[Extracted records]
Start
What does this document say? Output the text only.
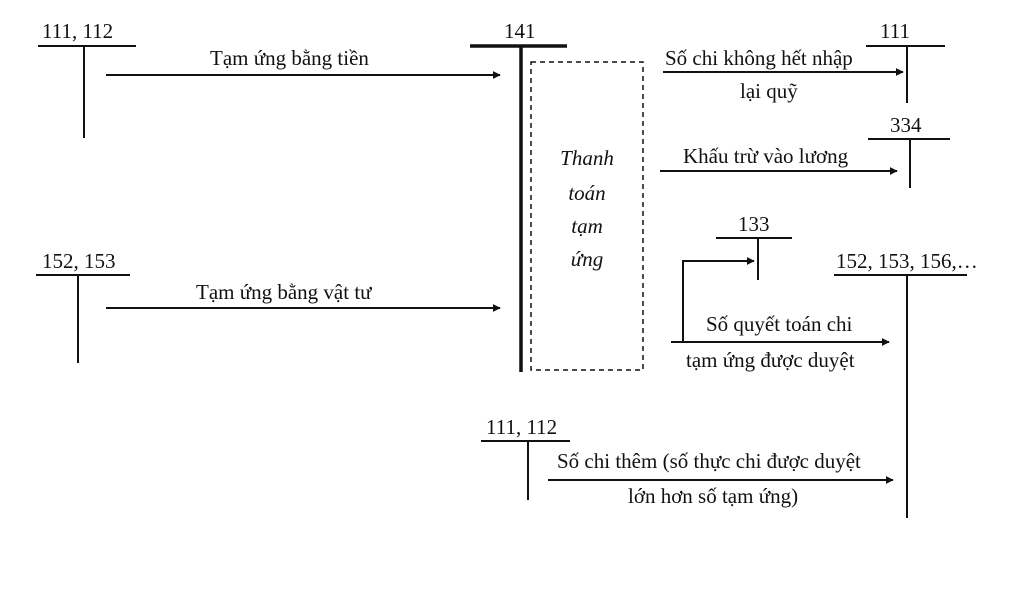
111, 112
Tạm ứng bằng tiền
141
Thanh
toán
tạm
ứng
111
Số chi không hết nhập
lại quỹ
334
Khấu trừ vào lương
133
152, 153
Tạm ứng bằng vật tư
152, 153, 156,…
Số quyết toán chi
tạm ứng được duyệt
111, 112
Số chi thêm (số thực chi được duyệt
lớn hơn số tạm ứng)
End
Images should not appear in the copy; retype the listing above exactly.

The output:
What does this document say? Output the text only.
111, 112
Tạm ứng bằng tiền
141
Thanh
toán
tạm
ứng
111
Số chi không hết nhập
lại quỹ
334
Khấu trừ vào lương
133
152, 153
Tạm ứng bằng vật tư
152, 153, 156,…
Số quyết toán chi
tạm ứng được duyệt
111, 112
Số chi thêm (số thực chi được duyệt
lớn hơn số tạm ứng)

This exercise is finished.